══ Выбранный текст ══
Промокашка, 20 лет спустя
Иван Бортник: “Я переиграл всех городских и сельских дегенератов”
Я не знала, как построить нашу беседу. Подробной информации об этом актере найти не удалось. То, что он несловоохотлив, меня предупредили старые друзья Ивана Сергеевича. “Слова клещами не вытянешь, — утверждали они. ”
И все-таки мы встретились. В маленькой квартире на Ленинском проспекте. “Это не квартира, а вагон поезда Москва—Ленинград”, — открыл дверь Иван Сергеевич. Он почти не изменился за двадцать лет с тех пор, как сыграл эпизодическую, но яркую роль Промокашки в фильме “Место встречи изменить нельзя”. В гостиной на стене висят фотографии жены, коллег по цеху — и огромные портреты Владимира Высоцкого.
— Иван Сергеевич, в Театре на Таганке вы работаете с 1967 года. Выбор театра связан как-то с Высоцким?
— После Щукинского училища меня пригласили аж в шесть театров. Среди них были “Ленком”, Пушкинский, Театр миниатюр, Театр на Таганке... Я выбрал Гоголевский. Туда я пошел за компанию с приятелем. В Театре Гоголя я переиграл всех городских и сельских дегенератов. Там был очень забавный репертуар. А потом я вспомнил о своем учителе Юрии Любимове. И перешел к нему. Так что с Высоцким это никак не связано. Я его тогда вообще не знал. Слышал какие-то очень скверные его записи...
— Актерство — наследственный дар?
— Не в моем случае. Мать у меня была доктором филологических наук, работала в Институте мировой литературы. Отец был заместителем главного редактора Гослитиздата — сейчас это называется “Художественная литература”.
— Они не удивились вашему выбору?
— Да я вроде какие-то склонности к этой профессии еще в детстве проявлял. Но вообще для них это было неожиданностью.
— Когда началась ваша дружба с Владимиром Высоцким?
— На удивление, мы сошлись сразу после того, как я стал работать в Театре на Таганке. Люди в этом возрасте тяжело сходятся. Нам было далеко за двадцать. Ничего нас не связывало. Но нам удалось найти общий язык буквально в первый месяц знакомства.
— Среди своих бесчисленных знакомых Владимир Семенович немногих называл друзьями?
— Когда ему задавали этот вопрос, он отвечал: “У меня пять друзей — Абдулов, Бортник, Володарский, Туманов и Шемякин”.
— Как вас утвердили на роль Промокашки в фильме “Место встречи изменить нельзя”?
═══
Задачи для решения
1. Верните без изменений отрывок интервью с Иваном Бортником от «И все-таки мы» до «как-то с Высоцким?».
2. Каких пятерых друзей называл Высоцкий, по словам Бортника в интервью с ним?
══ Исходные данные ══
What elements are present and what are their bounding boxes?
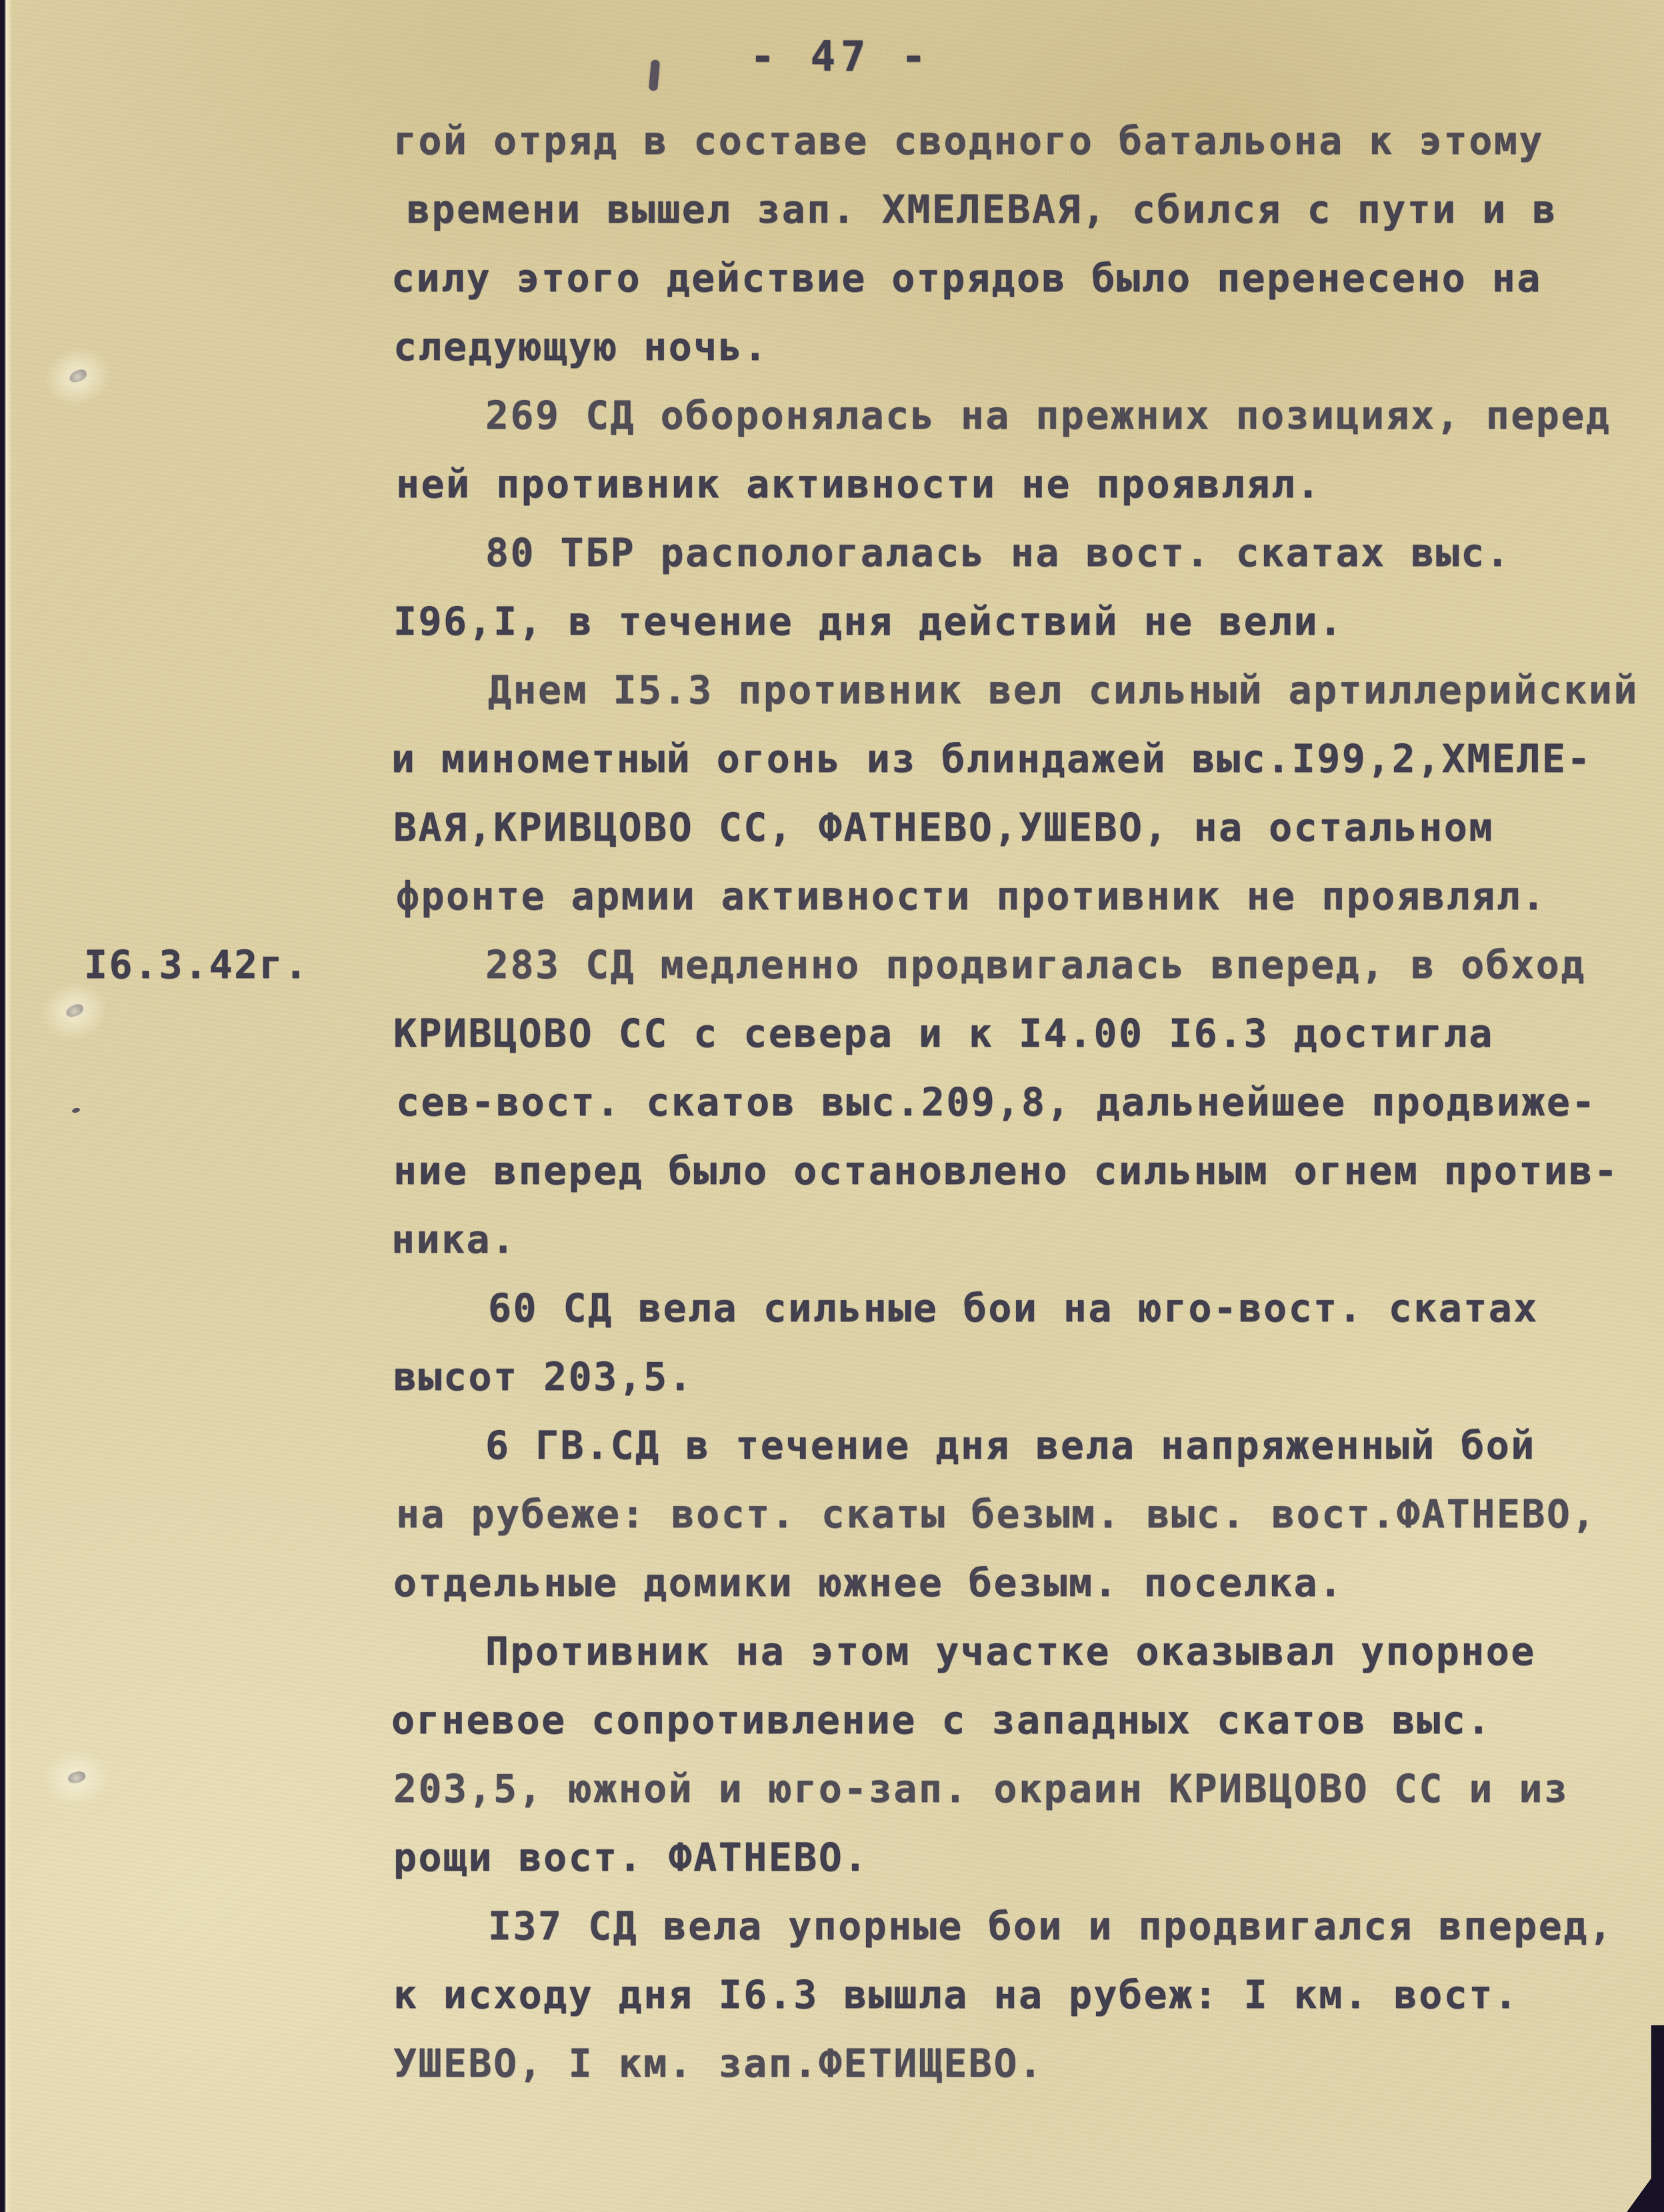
═══
Ответы к упражнению
1.
И все-таки мы встретились. В маленькой квартире на Ленинском проспекте. “Это не квартира, а вагон поезда Москва—Ленинград”, — открыл дверь Иван Сергеевич. Он почти не изменился за двадцать лет с тех пор, как сыграл эпизодическую, но яркую роль Промокашки в фильме “Место встречи изменить нельзя”. В гостиной на стене висят фотографии жены, коллег по цеху — и огромные портреты Владимира Высоцкого.
— Иван Сергеевич, в Театре на Таганке вы работаете с 1967 года. Выбор театра связан как-то с Высоцким?

2. Абдулова, Бортника, Володарского, Туманова и Шемякина.